TEXTE À LIRE -
---*---
Pierre Macherey. – Pour éclairer ma position, je commencerai par cette anecdote : au moment ou mon livre A quoi pense la littérature ? allait paraître, les responsables des ventes de la maison d’édition m’ont posé la question suivante : que dire aux libraires ? A quel rayon faut-il ranger ce livre ? En philosophie ou en littérature ? Voici à peu près ce que j’ai répondu : J’ai écrit mon livre comme un livre de philosophie destiné à des philosophes, c’est-à-dire aux gens qui s’intéressent à la philosophie. Mais je sais bien qu’ils risquent de ne pas y prêter attention, en raison précisément du clivage institutionnel auquel vous faisiez allusion. Si vous voulez que le livre soit remarqué, il faut donc plutôt conseiller de le placer du côté des études de théorie littéraire, bien que, à mon point de vue, il ne relève absolument pas de ce genre. Ceci pour vous faire comprendre dans quel sens allait mon projet: non pas de la philosophie vers la littérature, pour en faire un nouveau moyen d’analyse ou de connaissance du phénomène littéraire ; mais, inversement, de la littérature vers la philosophie, pour faire apparaître que les schèmes issus de la littérature ont une valeur et une dignité philosophiques, et donc devraient être reconnus comme tels. Je n’ai donc pas voulu dire que la philosophie permettrait de mieux connaître la littérature, au bénéfice d’une philosophie de la littérature faisant pièce aux différentes formes d’études scientifiques de la littérature ; mais que la philosophie, au lieu de considérer la littérature comme un « objet » à côté d’autres, pourrait essayer de faire un bout de chemin avec elle, pour essayer de développer en commun son entreprise de connaissance, pour connaître avec la littérature, plutôt que de connaître la littérature.

C.A. – C’est dans ce sens que vous dites quelque part que la critique de la philosophie par elle-même devrait passer par la littérature, qui dessine en quelque sorte ses limites…

P.M. – Comme je viens de vous le dire, j’ai cherché à me placer hors de la séparation du spéculatif et du littéraire (ou tout au moins du narratif, que j’ai privilégié dans mon livre, au détriment de la forme du poétique). Pour moi la littérature est par-dessus tout une forme du connaître, où la pensée travaille dans des figures spécifiques qui, bien qu’elles ne soient pas de l’ordre du concept ou du théorique, n’en ont pas moins une valeur du point de vue de l’expérience de la pensée, à laquelle elles proposent un nouvel espace de jeu, où celle-ci se démultiplie, corrompt ses fixations, désystématise sa propre démarche, la soumet ironiquement à une sorte de critique généralisée. C’est pourquoi les philosophes feraient bien d’écouter la littérature leur parler de philosophie, d’une manière qui n’est pas celle à laquelle ils sont habitués.
---*---
DONNÉES FOURNIES -
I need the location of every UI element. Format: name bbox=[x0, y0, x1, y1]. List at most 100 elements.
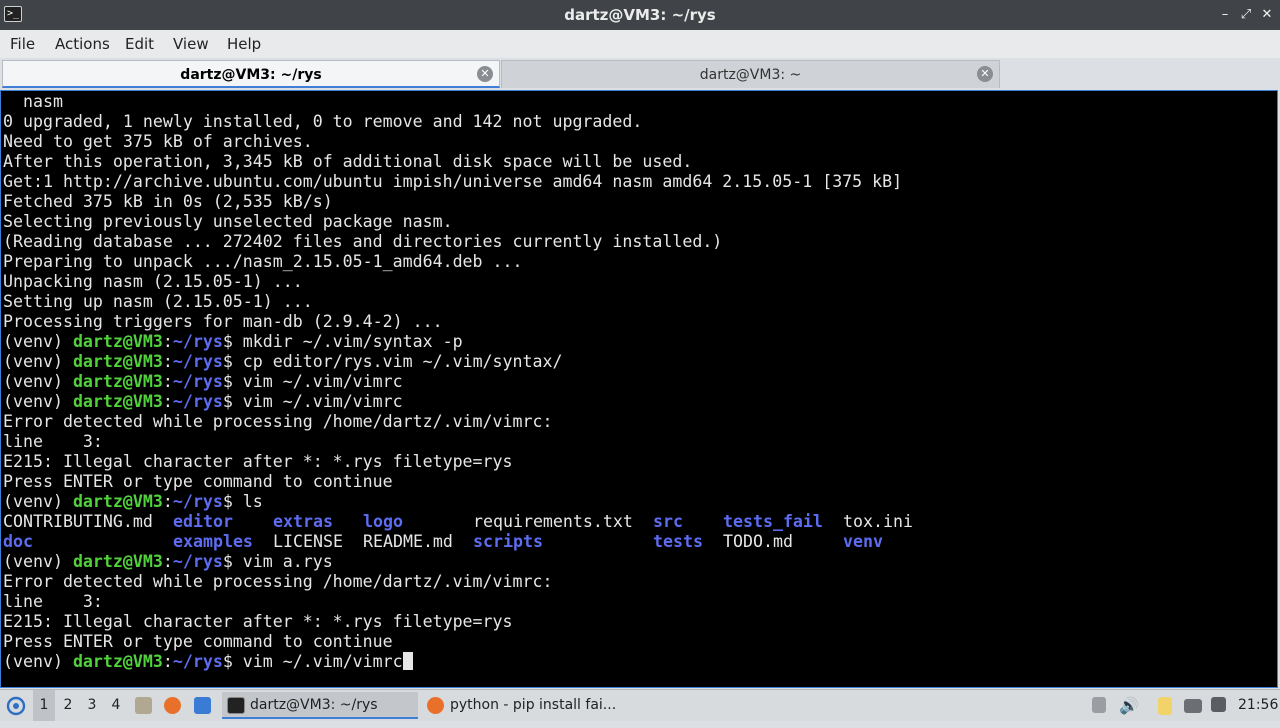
---*---
CONSIGNE A - Recopiez le passage de l'entretien qui va de « P.M. – Comme » jusqu'à « ils sont habitués. » inclus.
CONSIGNE B - Dans l'entretien, quelle forme Pierre Macherey dit-il avoir privilégiée dans son livre, au détriment de la forme du poétique ?
CONSIGNE C - Relevez dans l'entretien toutes les actions que la pensée accomplit, selon Pierre Macherey, dans le nouvel espace de jeu que lui proposent les figures de la littérature.
Le matériel fourni n'intervient pas dans ce travail.

RÉPONSE COMPLÈTE A -
P.M. – Comme je viens de vous le dire, j’ai cherché à me placer hors de la séparation du spéculatif et du littéraire (ou tout au moins du narratif, que j’ai privilégié dans mon livre, au détriment de la forme du poétique). Pour moi la littérature est par-dessus tout une forme du connaître, où la pensée travaille dans des figures spécifiques qui, bien qu’elles ne soient pas de l’ordre du concept ou du théorique, n’en ont pas moins une valeur du point de vue de l’expérience de la pensée, à laquelle elles proposent un nouvel espace de jeu, où celle-ci se démultiplie, corrompt ses fixations, désystématise sa propre démarche, la soumet ironiquement à une sorte de critique généralisée. C’est pourquoi les philosophes feraient bien d’écouter la littérature leur parler de philosophie, d’une manière qui n’est pas celle à laquelle ils sont habitués.

RÉPONSE COMPLÈTE B - Le narratif.

RÉPONSE COMPLÈTE C -
- Elle se démultiplie.
- Elle corrompt ses fixations.
- Elle désystématise sa propre démarche.
- Elle soumet ironiquement sa démarche à une sorte de critique généralisée.